▶ _Direction_
Make an exact copy of all the entries below, with the pictures left out.

▶ _Records shown_
☆ ☆ ☆
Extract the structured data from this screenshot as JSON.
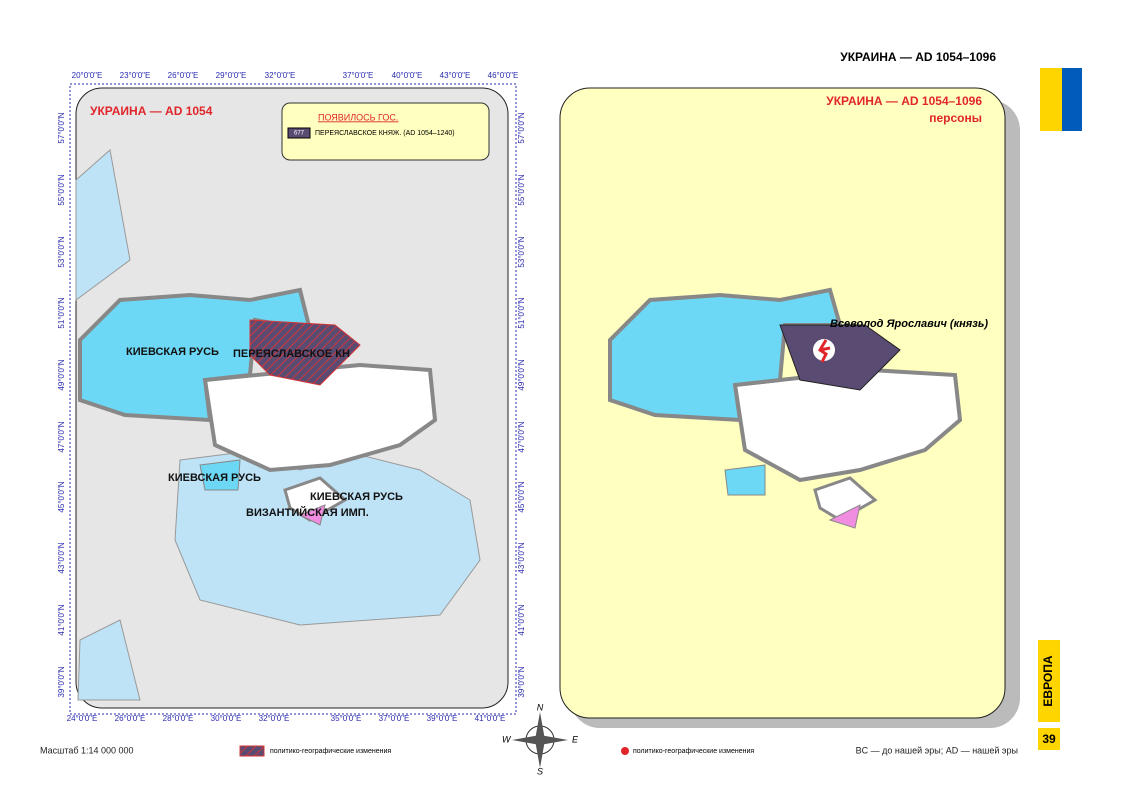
{
  "header": {
    "title": "УКРАИНА — AD 1054–1096"
  },
  "left_map": {
    "title": "УКРАИНА — AD 1054",
    "legend": {
      "heading": "ПОЯВИЛОСЬ ГОС.",
      "code": "677",
      "label": "ПЕРЕЯСЛАВСКОЕ КНЯЖ. (AD 1054–1240)"
    },
    "labels": [
      "КИЕВСКАЯ РУСЬ",
      "ПЕРЕЯСЛАВСКОЕ КН",
      "КИЕВСКАЯ РУСЬ",
      "КИЕВСКАЯ РУСЬ",
      "ВИЗАНТИЙСКАЯ ИМП."
    ],
    "top_lon": [
      "20°0'0\"E",
      "23°0'0\"E",
      "26°0'0\"E",
      "29°0'0\"E",
      "32°0'0\"E",
      "37°0'0\"E",
      "40°0'0\"E",
      "43°0'0\"E",
      "46°0'0\"E"
    ],
    "bottom_lon": [
      "24°0'0\"E",
      "26°0'0\"E",
      "28°0'0\"E",
      "30°0'0\"E",
      "32°0'0\"E",
      "35°0'0\"E",
      "37°0'0\"E",
      "39°0'0\"E",
      "41°0'0\"E"
    ],
    "lat": [
      "57°0'0\"N",
      "55°0'0\"N",
      "53°0'0\"N",
      "51°0'0\"N",
      "49°0'0\"N",
      "47°0'0\"N",
      "45°0'0\"N",
      "43°0'0\"N",
      "41°0'0\"N",
      "39°0'0\"N"
    ]
  },
  "right_map": {
    "title": "УКРАИНА — AD 1054–1096",
    "subtitle": "персоны",
    "person": "Всеволод Ярославич (князь)"
  },
  "compass": {
    "n": "N",
    "e": "E",
    "s": "S",
    "w": "W"
  },
  "footer": {
    "scale": "Масштаб 1:14 000 000",
    "legend_left": "политико-географические изменения",
    "legend_right": "политико-географические изменения",
    "era_note": "BC — до нашей эры; AD — нашей эры",
    "page": "39"
  },
  "side_tab": "ЕВРОПА"
}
☆ ☆ ☆
▶ _Finished answer_
Extract the structured data from this screenshot as JSON.
{
  "header": {
    "title": "УКРАИНА — AD 1054–1096"
  },
  "left_map": {
    "title": "УКРАИНА — AD 1054",
    "legend": {
      "heading": "ПОЯВИЛОСЬ ГОС.",
      "code": "677",
      "label": "ПЕРЕЯСЛАВСКОЕ КНЯЖ. (AD 1054–1240)"
    },
    "labels": [
      "КИЕВСКАЯ РУСЬ",
      "ПЕРЕЯСЛАВСКОЕ КН",
      "КИЕВСКАЯ РУСЬ",
      "КИЕВСКАЯ РУСЬ",
      "ВИЗАНТИЙСКАЯ ИМП."
    ],
    "top_lon": [
      "20°0'0\"E",
      "23°0'0\"E",
      "26°0'0\"E",
      "29°0'0\"E",
      "32°0'0\"E",
      "37°0'0\"E",
      "40°0'0\"E",
      "43°0'0\"E",
      "46°0'0\"E"
    ],
    "bottom_lon": [
      "24°0'0\"E",
      "26°0'0\"E",
      "28°0'0\"E",
      "30°0'0\"E",
      "32°0'0\"E",
      "35°0'0\"E",
      "37°0'0\"E",
      "39°0'0\"E",
      "41°0'0\"E"
    ],
    "lat": [
      "57°0'0\"N",
      "55°0'0\"N",
      "53°0'0\"N",
      "51°0'0\"N",
      "49°0'0\"N",
      "47°0'0\"N",
      "45°0'0\"N",
      "43°0'0\"N",
      "41°0'0\"N",
      "39°0'0\"N"
    ]
  },
  "right_map": {
    "title": "УКРАИНА — AD 1054–1096",
    "subtitle": "персоны",
    "person": "Всеволод Ярославич (князь)"
  },
  "compass": {
    "n": "N",
    "e": "E",
    "s": "S",
    "w": "W"
  },
  "footer": {
    "scale": "Масштаб 1:14 000 000",
    "legend_left": "политико-географические изменения",
    "legend_right": "политико-географические изменения",
    "era_note": "BC — до нашей эры; AD — нашей эры",
    "page": "39"
  },
  "side_tab": "ЕВРОПА"
}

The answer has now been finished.